- EXERCISE DETAILS
Give every line from the entries that contains "kutí".

- EXTRACTED MATERIAL
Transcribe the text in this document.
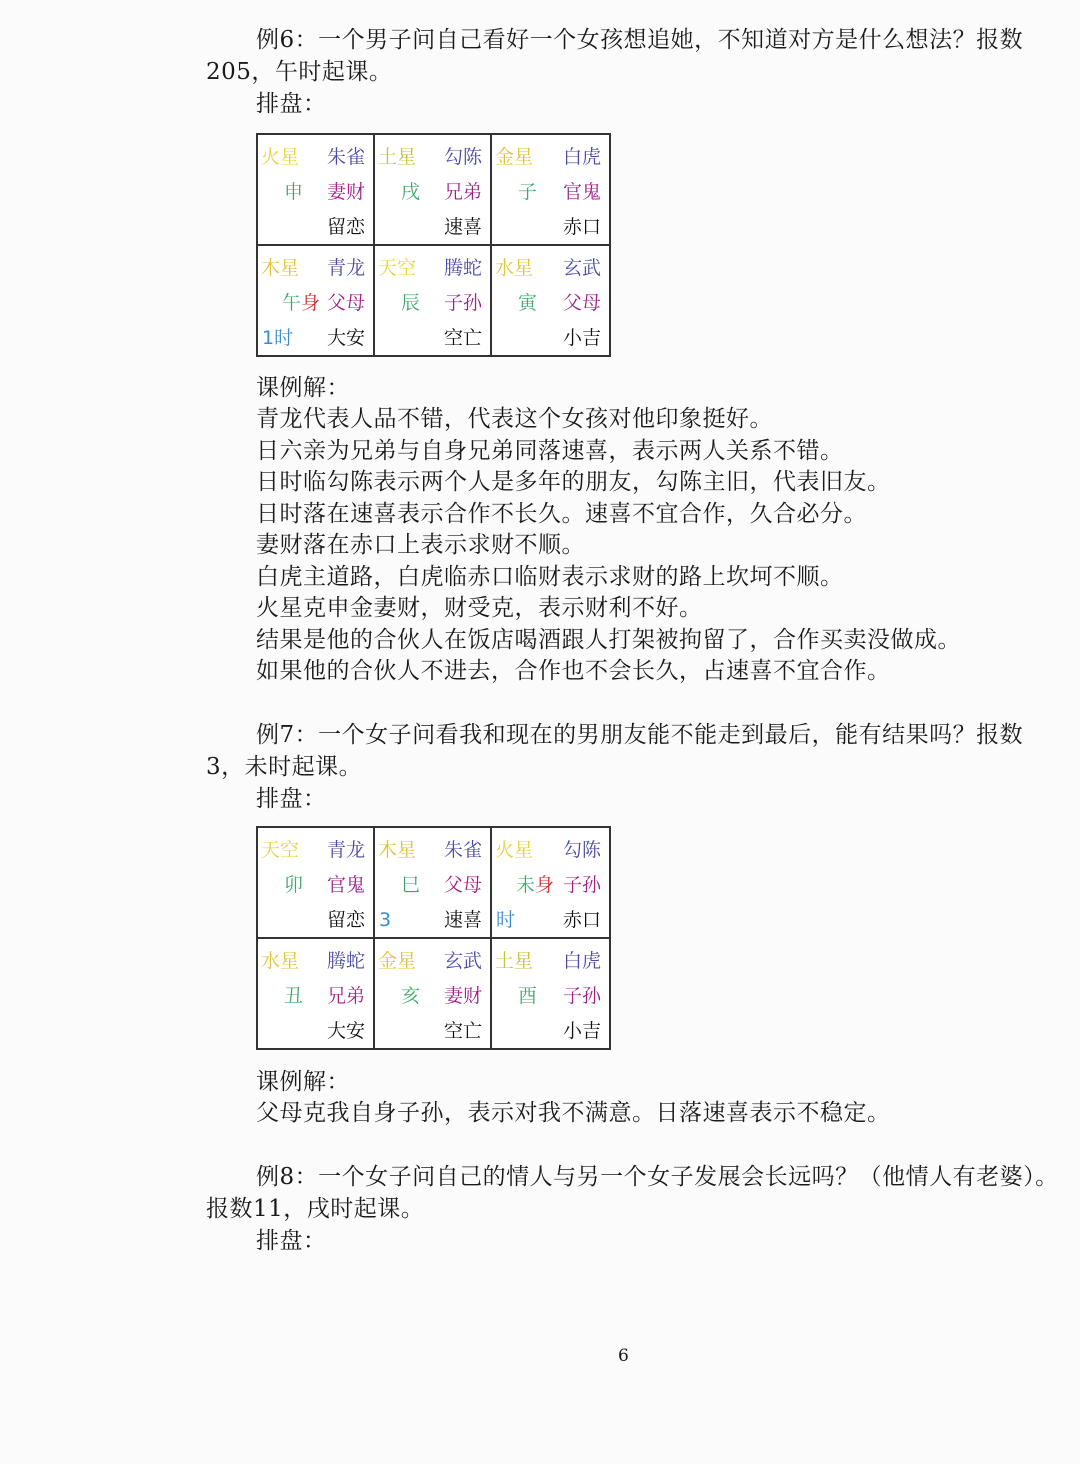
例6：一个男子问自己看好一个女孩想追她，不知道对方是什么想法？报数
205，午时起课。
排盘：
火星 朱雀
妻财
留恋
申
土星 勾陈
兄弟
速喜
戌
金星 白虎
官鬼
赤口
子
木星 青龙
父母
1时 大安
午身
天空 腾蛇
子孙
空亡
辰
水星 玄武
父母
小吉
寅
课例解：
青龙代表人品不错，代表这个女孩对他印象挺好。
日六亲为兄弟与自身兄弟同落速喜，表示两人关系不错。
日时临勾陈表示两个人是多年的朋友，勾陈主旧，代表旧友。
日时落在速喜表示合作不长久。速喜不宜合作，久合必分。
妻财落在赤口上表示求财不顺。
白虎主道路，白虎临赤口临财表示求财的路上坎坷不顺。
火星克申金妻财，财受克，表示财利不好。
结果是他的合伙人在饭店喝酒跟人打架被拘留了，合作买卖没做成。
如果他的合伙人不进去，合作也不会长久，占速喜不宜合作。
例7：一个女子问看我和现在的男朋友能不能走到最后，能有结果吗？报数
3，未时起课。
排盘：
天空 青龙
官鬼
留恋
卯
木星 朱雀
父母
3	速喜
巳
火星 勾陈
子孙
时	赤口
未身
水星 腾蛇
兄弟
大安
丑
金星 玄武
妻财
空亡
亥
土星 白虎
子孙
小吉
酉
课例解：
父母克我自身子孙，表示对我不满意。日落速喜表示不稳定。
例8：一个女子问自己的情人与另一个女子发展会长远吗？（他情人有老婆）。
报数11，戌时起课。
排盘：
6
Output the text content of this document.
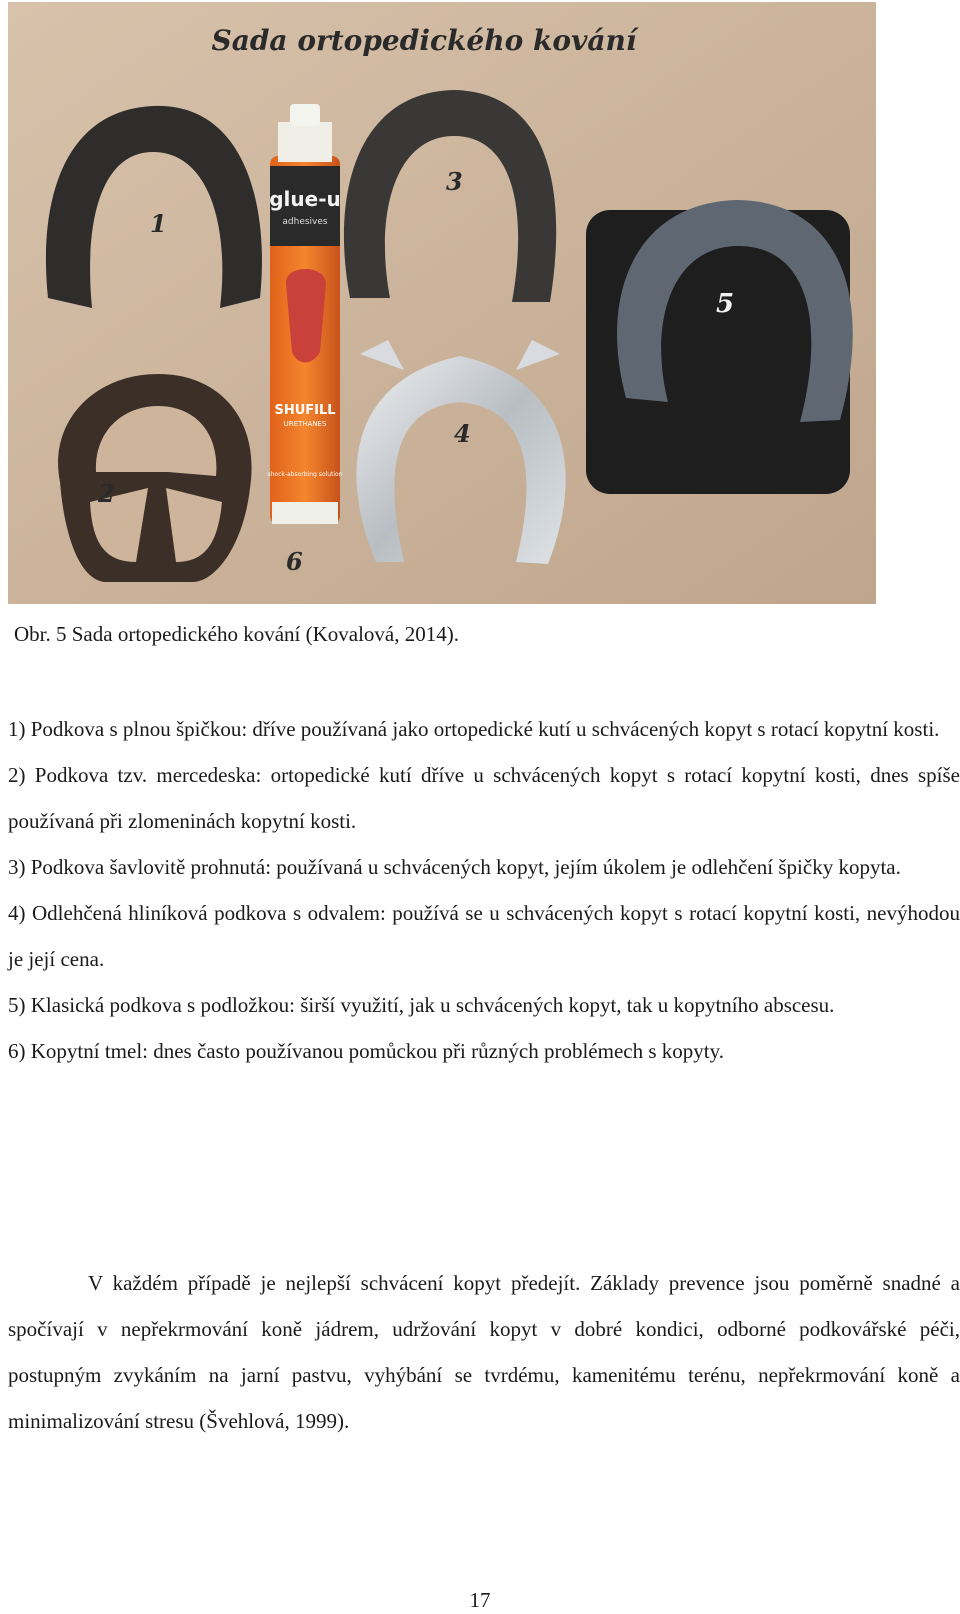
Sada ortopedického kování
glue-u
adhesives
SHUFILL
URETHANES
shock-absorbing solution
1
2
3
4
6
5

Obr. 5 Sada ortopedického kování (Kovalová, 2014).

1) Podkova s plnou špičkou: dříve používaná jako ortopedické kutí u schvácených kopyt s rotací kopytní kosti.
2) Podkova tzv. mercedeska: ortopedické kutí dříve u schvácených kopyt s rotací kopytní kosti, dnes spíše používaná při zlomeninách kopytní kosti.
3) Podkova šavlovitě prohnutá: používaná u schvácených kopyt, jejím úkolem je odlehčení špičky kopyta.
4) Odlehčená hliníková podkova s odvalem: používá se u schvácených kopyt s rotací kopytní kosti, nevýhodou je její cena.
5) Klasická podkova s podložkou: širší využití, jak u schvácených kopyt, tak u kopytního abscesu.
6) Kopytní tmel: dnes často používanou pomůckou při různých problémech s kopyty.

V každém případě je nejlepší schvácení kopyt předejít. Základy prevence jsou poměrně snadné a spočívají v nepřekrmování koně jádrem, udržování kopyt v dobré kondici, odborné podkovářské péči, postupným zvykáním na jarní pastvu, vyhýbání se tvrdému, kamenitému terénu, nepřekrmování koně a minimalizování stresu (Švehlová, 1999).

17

- RESPONSE
1) Podkova s plnou špičkou: dříve používaná jako ortopedické kutí u schvácených kopyt s rotací kopytní kosti.
2) Podkova tzv. mercedeska: ortopedické kutí dříve u schvácených kopyt s rotací kopytní kosti, dnes spíše používaná při zlomeninách kopytní kosti.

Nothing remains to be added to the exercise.